[Begin DATA TO USE]

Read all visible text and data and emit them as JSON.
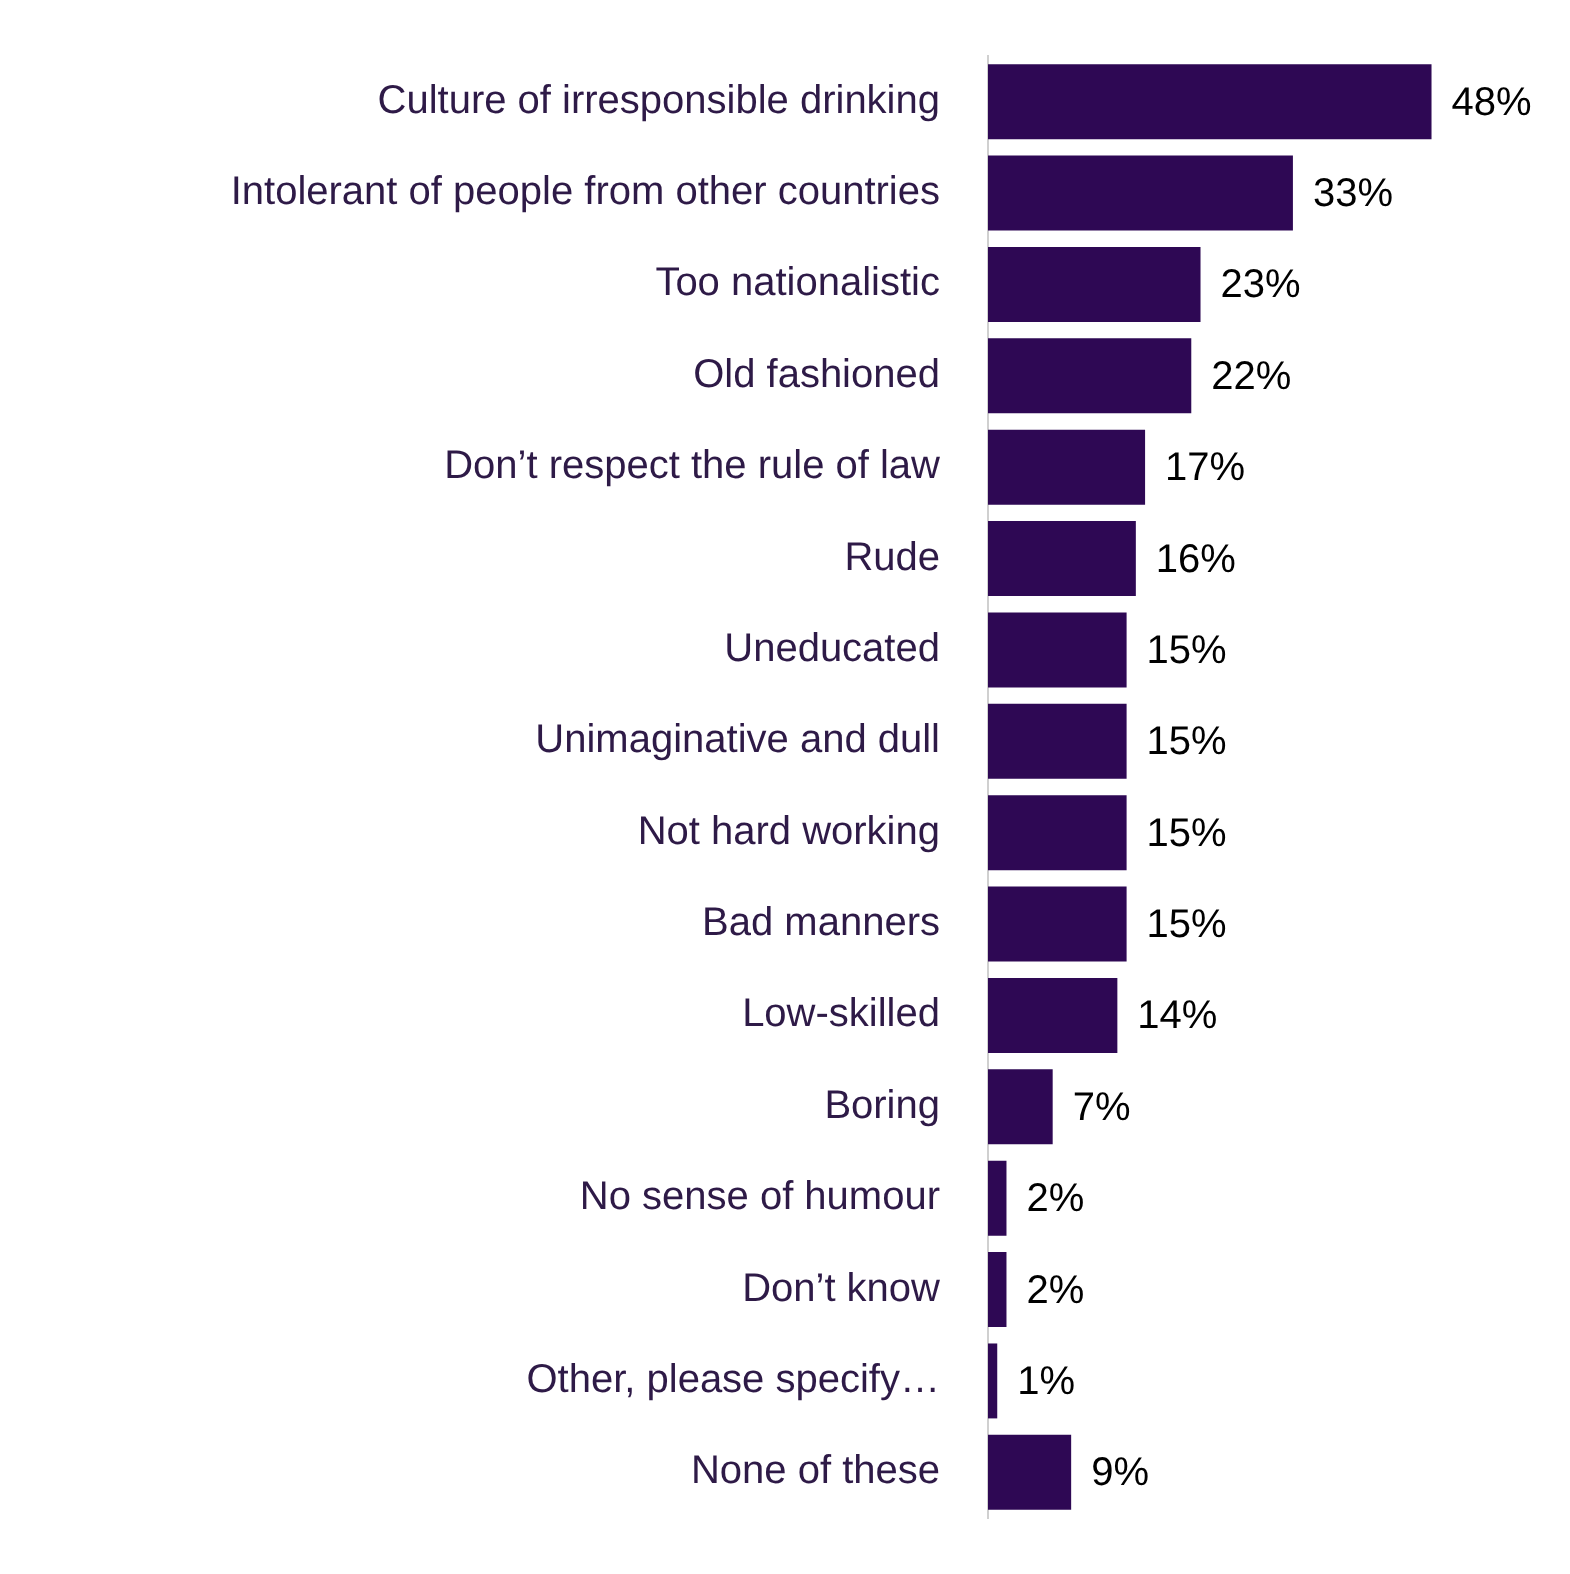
{
  "chart_data": {
    "type": "bar",
    "orientation": "horizontal",
    "categories": [
      "Culture of irresponsible drinking",
      "Intolerant of people from other countries",
      "Too nationalistic",
      "Old fashioned",
      "Don’t respect the rule of law",
      "Rude",
      "Uneducated",
      "Unimaginative and dull",
      "Not hard working",
      "Bad manners",
      "Low-skilled",
      "Boring",
      "No sense of humour",
      "Don’t know",
      "Other, please specify…",
      "None of these"
    ],
    "values": [
      48,
      33,
      23,
      22,
      17,
      16,
      15,
      15,
      15,
      15,
      14,
      7,
      2,
      2,
      1,
      9
    ],
    "value_labels": [
      "48%",
      "33%",
      "23%",
      "22%",
      "17%",
      "16%",
      "15%",
      "15%",
      "15%",
      "15%",
      "14%",
      "7%",
      "2%",
      "2%",
      "1%",
      "9%"
    ],
    "color": "#2e0854",
    "grid": false,
    "legend": false,
    "tick_labels": "y"
  }
}
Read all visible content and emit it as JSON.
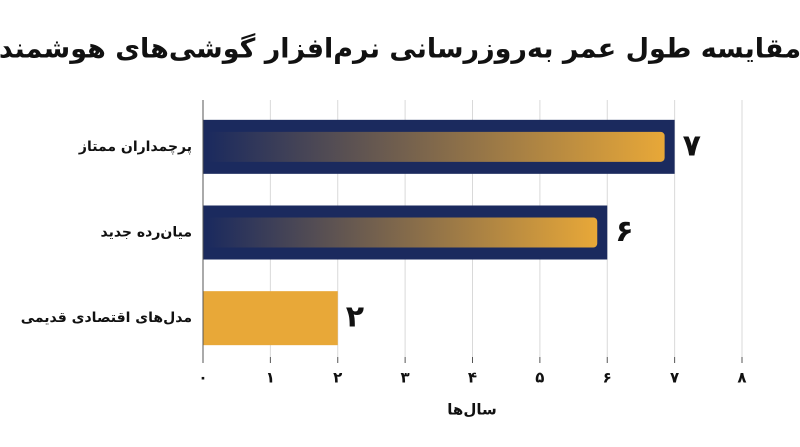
{
  "chart_data": {
    "type": "hbar",
    "title": "مقایسه طول عمر به‌روزرسانی نرم‌افزار گوشی‌های هوشمند",
    "categories": [
      "پرچمداران ممتاز",
      "میان‌رده جدید",
      "مدل‌های اقتصادی قدیمی"
    ],
    "values": [
      7,
      6,
      2
    ],
    "value_labels": [
      "۷",
      "۶",
      "۲"
    ],
    "colors": [
      "#1b2a5e",
      "#1b2a5e",
      "#e8a838"
    ],
    "x_label": "سال‌ها",
    "xlim": [
      0,
      8
    ],
    "xticks": [
      {
        "value": 0,
        "label": "۰"
      },
      {
        "value": 1,
        "label": "۱"
      },
      {
        "value": 2,
        "label": "۲"
      },
      {
        "value": 3,
        "label": "۳"
      },
      {
        "value": 4,
        "label": "۴"
      },
      {
        "value": 5,
        "label": "۵"
      },
      {
        "value": 6,
        "label": "۶"
      },
      {
        "value": 7,
        "label": "۷"
      },
      {
        "value": 8,
        "label": "۸"
      }
    ],
    "grid": true
  }
}
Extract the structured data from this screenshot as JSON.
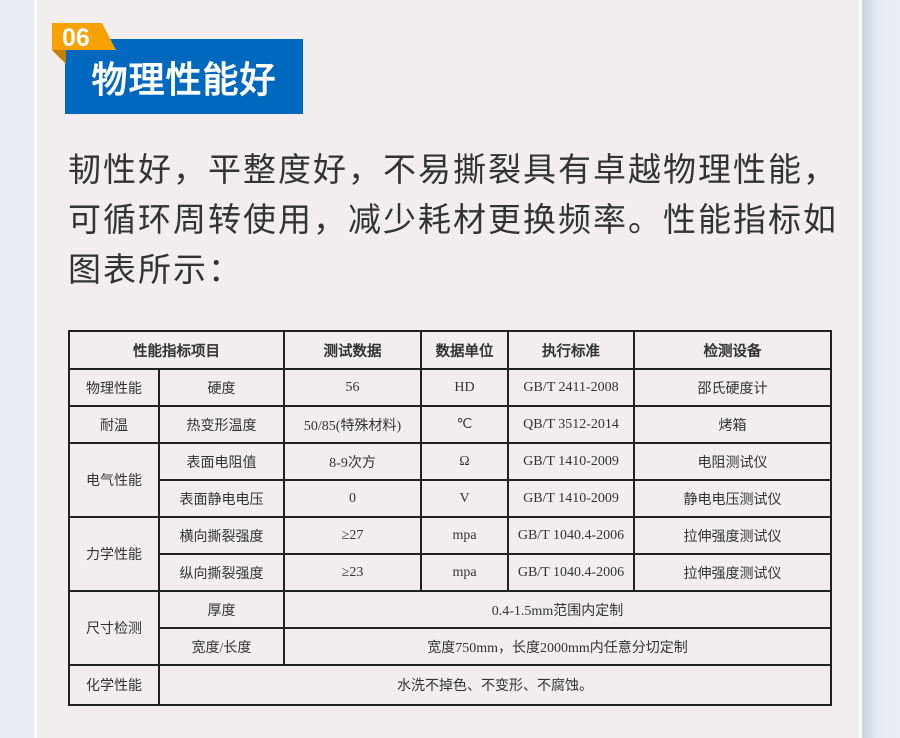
{
  "section": {
    "number": "06",
    "title": "物理性能好",
    "accent": "#0068be",
    "tab_color": "#f7a102"
  },
  "description": "韧性好，平整度好，不易撕裂具有卓越物理性能，可循环周转使用，减少耗材更换频率。性能指标如图表所示：",
  "table": {
    "headers": [
      "性能指标项目",
      "测试数据",
      "数据单位",
      "执行标准",
      "检测设备"
    ],
    "rows": [
      {
        "group": "物理性能",
        "item": "硬度",
        "value": "56",
        "unit": "HD",
        "standard": "GB/T 2411-2008",
        "device": "邵氏硬度计"
      },
      {
        "group": "耐温",
        "item": "热变形温度",
        "value": "50/85(特殊材料)",
        "unit": "℃",
        "standard": "QB/T 3512-2014",
        "device": "烤箱"
      },
      {
        "group": "电气性能",
        "item": "表面电阻值",
        "value": "8-9次方",
        "unit": "Ω",
        "standard": "GB/T 1410-2009",
        "device": "电阻测试仪"
      },
      {
        "item": "表面静电电压",
        "value": "0",
        "unit": "V",
        "standard": "GB/T 1410-2009",
        "device": "静电电压测试仪"
      },
      {
        "group": "力学性能",
        "item": "横向撕裂强度",
        "value": "≥27",
        "unit": "mpa",
        "standard": "GB/T 1040.4-2006",
        "device": "拉伸强度测试仪"
      },
      {
        "item": "纵向撕裂强度",
        "value": "≥23",
        "unit": "mpa",
        "standard": "GB/T 1040.4-2006",
        "device": "拉伸强度测试仪"
      },
      {
        "group": "尺寸检测",
        "item": "厚度",
        "merged": "0.4-1.5mm范围内定制"
      },
      {
        "item": "宽度/长度",
        "merged": "宽度750mm，长度2000mm内任意分切定制"
      },
      {
        "group": "化学性能",
        "merged": "水洗不掉色、不变形、不腐蚀。"
      }
    ]
  }
}
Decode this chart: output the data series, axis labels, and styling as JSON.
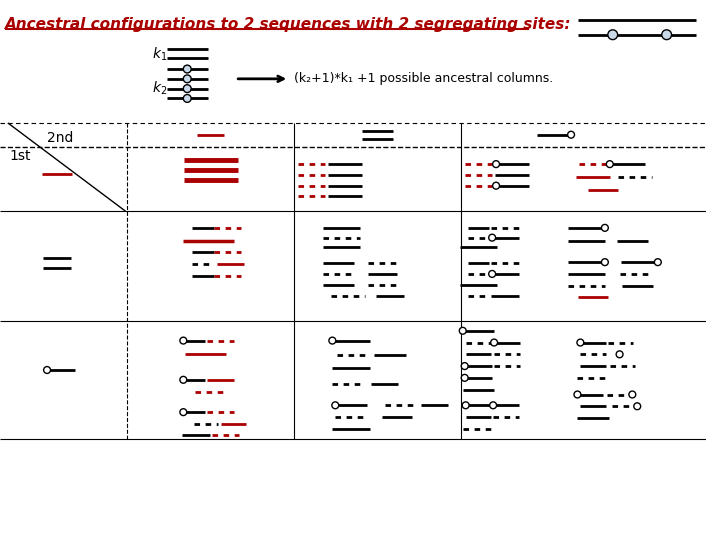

[End DATA TO USE]

Of all the lines above, how many contain "item"? Give the number and nothing more.

*RESULT FOR THIS EXERCISE*:
8